***** RECORDS PROVIDED
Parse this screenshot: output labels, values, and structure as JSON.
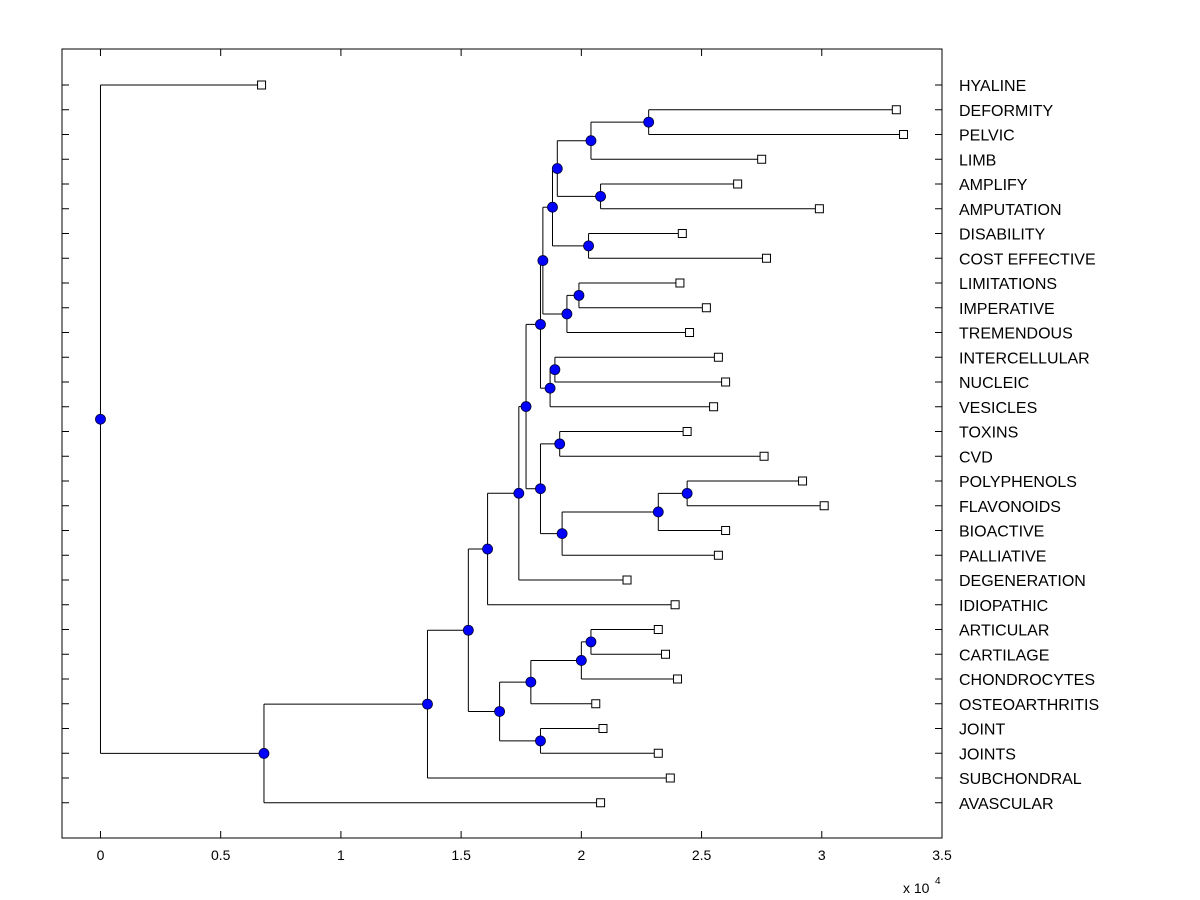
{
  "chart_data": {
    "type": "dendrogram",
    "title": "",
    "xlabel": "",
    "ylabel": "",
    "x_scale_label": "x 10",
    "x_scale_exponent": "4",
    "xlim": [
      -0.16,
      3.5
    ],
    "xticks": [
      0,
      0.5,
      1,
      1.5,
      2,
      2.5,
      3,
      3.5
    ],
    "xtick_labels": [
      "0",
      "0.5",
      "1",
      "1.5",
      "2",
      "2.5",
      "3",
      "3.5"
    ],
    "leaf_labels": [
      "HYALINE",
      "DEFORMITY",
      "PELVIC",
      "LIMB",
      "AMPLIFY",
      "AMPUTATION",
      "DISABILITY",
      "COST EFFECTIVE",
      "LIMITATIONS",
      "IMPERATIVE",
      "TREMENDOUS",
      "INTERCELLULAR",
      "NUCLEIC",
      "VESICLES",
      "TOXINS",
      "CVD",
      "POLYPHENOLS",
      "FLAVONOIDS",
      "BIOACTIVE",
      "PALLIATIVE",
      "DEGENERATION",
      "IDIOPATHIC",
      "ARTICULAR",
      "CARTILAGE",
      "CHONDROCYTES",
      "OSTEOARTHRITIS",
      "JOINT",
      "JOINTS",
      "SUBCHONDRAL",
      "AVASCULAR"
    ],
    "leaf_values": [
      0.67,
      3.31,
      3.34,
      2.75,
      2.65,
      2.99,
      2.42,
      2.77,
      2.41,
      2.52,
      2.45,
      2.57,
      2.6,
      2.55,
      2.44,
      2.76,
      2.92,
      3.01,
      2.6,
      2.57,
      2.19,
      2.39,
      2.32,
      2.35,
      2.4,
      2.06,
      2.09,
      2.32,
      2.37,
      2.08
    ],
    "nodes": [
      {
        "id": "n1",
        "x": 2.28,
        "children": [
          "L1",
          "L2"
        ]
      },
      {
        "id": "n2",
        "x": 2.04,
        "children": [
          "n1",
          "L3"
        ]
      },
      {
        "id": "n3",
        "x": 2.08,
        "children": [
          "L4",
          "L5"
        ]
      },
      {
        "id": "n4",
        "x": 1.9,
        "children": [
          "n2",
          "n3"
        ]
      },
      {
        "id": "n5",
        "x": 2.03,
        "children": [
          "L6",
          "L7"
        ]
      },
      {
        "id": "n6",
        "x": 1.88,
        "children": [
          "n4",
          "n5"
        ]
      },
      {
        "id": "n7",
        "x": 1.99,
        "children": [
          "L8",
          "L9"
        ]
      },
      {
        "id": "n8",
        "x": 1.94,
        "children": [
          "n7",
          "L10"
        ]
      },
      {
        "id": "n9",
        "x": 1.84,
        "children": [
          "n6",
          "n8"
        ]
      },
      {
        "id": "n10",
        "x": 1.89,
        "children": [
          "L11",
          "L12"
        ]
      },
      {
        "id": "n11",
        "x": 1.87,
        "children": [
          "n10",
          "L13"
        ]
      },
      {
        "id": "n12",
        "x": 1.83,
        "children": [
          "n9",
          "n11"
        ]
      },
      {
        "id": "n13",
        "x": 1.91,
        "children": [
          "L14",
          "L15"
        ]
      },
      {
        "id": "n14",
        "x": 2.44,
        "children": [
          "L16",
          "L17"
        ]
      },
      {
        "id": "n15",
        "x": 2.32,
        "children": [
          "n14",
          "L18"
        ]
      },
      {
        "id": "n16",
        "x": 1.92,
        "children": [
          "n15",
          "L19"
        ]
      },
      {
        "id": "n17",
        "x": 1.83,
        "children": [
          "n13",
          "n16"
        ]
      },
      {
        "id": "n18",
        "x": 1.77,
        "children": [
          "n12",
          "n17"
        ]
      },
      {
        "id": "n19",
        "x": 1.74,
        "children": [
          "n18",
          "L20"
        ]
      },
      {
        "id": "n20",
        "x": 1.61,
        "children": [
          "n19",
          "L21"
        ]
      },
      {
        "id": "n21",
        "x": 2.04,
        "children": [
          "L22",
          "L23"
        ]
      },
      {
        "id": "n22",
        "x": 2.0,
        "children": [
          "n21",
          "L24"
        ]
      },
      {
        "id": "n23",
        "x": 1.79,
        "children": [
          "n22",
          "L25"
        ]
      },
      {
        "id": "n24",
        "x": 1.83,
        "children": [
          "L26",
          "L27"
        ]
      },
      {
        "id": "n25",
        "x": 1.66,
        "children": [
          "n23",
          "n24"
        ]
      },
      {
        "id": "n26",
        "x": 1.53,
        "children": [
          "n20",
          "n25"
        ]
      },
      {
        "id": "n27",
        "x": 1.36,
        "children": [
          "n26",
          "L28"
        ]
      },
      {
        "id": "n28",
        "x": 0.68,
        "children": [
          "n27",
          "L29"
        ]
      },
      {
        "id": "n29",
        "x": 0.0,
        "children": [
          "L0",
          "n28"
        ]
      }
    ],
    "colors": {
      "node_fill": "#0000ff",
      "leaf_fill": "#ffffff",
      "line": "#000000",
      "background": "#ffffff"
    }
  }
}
**********
***** RECORDS PROVIDED
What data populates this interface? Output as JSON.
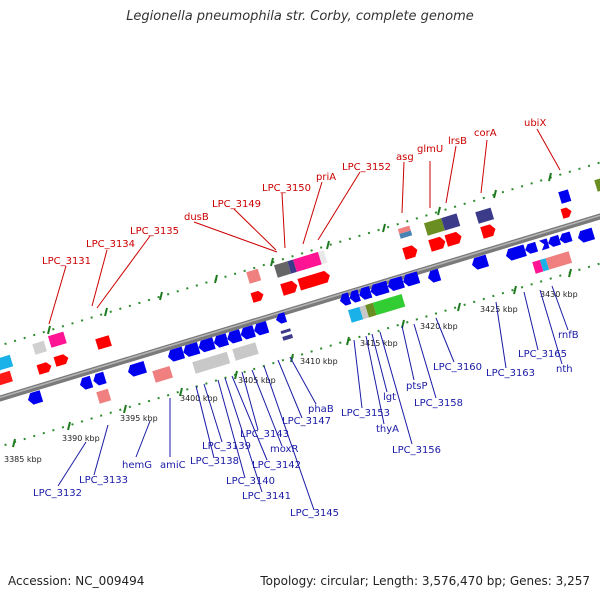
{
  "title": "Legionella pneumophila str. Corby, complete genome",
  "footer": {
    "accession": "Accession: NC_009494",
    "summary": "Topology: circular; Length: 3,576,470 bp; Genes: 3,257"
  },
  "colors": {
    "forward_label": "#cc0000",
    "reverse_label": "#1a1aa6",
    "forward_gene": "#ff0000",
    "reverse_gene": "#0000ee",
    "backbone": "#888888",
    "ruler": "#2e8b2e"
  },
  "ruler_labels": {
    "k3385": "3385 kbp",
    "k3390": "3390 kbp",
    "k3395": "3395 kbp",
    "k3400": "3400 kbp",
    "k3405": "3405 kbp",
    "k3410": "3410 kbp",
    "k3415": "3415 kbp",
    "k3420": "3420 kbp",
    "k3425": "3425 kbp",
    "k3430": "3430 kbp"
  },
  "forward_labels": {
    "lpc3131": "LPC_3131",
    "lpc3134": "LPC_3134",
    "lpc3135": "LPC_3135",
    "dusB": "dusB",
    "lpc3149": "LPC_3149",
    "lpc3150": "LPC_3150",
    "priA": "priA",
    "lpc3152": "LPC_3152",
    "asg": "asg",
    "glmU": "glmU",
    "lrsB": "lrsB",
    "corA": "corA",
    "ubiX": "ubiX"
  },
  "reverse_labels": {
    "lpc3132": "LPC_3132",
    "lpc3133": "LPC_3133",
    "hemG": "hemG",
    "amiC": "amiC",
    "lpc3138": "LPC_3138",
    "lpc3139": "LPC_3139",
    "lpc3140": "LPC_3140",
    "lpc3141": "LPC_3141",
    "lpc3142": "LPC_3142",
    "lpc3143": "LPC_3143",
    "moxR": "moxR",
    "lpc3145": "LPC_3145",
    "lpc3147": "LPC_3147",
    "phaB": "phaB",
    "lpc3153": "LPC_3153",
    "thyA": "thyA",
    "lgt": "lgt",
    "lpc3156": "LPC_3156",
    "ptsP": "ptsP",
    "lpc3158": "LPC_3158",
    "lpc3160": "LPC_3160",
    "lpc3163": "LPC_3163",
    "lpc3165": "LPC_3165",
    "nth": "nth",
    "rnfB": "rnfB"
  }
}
**********
§ DESCRIPTION OF THE TASK: Please find every line in the listing that holds the string "this" and copy it.

§ ANSWER BOX:
Parse this screenshot: output labels, values, and structure as JSON.
What data populates this interface? Output as JSON.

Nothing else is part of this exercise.